## Trecho da página
----------

Esse mecanismo faz com que o cigarro se torne uma “muleta emocional”, muitas vezes mais difícil de abandonar do que a própria dependência física.

Como a neurociência explica o vício
Do ponto de vista neurocientífico, a dependência está diretamente relacionada aos circuitos de recompensa do cérebro. A nicotina estimula a liberação de dopamina, neurotransmissor associado ao prazer.
“Com o tempo, o cérebro se adapta a essa presença constante da nicotina e diminui a produção natural de dopamina, exigindo doses cada vez maiores para alcançar o mesmo efeito”, explica Fonseca. Isso gera o uso compulsivo, levando à dificuldade extrema de abandonar o cigarro sem apoio profissional.
Cigarro eletrônico: uma falsa solução
O levantamento do Ministério da Saúde também aponta preocupação com o avanço do uso de cigarros eletrônicos, apesar de uma aparente estabilidade. Em 2024, 2,6% dos adultos das capitais relataram uso diário ou ocasional desses dispositivos, frente a 2,1% no ano anterior.
Entre as mulheres, o uso dobrou, passando de 1,4% para 2,6%. A Anvisa mantém, desde 2009, a proibição da importação, comercialização e propaganda dos Dispositivos Eletrônicos para Fumar (DEF), categoria que inclui cigarros eletrônicos e vapes. Mesmo assim, eles continuam sendo acessados no mercado informal, principalmente por jovens.
“Mesmo que esteja estável, é o ponto mais alto desde 2019, quando começamos a monitorar, mostrando uma tendência de aumento”, alertou Cardoso.

----------

## Exercícios propostos
1) De acordo com o trecho, desde que ano a Anvisa proíbe a importação, a comercialização e a propaganda dos Dispositivos Eletrônicos para Fumar?
2) Transcreva a parte do trecho que começa em "Cigarro eletrônico: uma" e termina em "no ano anterior.".
Use somente o trecho para responder.

----------

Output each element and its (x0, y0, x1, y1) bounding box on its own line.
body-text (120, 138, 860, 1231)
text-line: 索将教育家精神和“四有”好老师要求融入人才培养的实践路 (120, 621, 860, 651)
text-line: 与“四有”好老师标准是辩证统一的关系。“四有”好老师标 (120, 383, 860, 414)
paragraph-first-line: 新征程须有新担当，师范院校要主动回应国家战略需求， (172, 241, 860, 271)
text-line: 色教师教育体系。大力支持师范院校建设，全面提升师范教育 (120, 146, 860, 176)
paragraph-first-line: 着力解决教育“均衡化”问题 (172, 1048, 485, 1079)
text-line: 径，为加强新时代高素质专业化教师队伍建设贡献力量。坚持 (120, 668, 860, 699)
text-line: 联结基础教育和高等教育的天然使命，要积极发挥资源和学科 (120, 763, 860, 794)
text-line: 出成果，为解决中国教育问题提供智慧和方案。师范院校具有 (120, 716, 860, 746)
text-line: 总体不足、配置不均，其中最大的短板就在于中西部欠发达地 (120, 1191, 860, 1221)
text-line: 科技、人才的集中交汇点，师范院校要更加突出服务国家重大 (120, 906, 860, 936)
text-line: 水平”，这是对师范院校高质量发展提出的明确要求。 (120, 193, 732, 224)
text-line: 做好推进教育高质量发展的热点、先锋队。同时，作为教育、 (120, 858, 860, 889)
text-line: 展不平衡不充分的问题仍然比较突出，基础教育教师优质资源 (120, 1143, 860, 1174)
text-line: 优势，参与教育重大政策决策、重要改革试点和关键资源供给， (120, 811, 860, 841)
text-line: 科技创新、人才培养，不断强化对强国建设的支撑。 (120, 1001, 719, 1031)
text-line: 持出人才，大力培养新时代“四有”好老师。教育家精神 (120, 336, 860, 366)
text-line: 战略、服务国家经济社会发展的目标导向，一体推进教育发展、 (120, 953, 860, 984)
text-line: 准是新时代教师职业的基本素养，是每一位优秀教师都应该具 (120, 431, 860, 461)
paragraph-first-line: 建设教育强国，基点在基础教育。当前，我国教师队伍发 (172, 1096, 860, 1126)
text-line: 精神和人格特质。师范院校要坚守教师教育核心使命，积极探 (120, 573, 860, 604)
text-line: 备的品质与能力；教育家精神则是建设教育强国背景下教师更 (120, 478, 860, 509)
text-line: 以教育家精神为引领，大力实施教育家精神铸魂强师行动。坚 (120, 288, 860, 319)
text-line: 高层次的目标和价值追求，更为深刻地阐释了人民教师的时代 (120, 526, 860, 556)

----------

## Lista de respostas
1) Desde 2009.

2)
Cigarro eletrônico: uma falsa solução
O levantamento do Ministério da Saúde também aponta preocupação com o avanço do uso de cigarros eletrônicos, apesar de uma aparente estabilidade. Em 2024, 2,6% dos adultos das capitais relataram uso diário ou ocasional desses dispositivos, frente a 2,1% no ano anterior.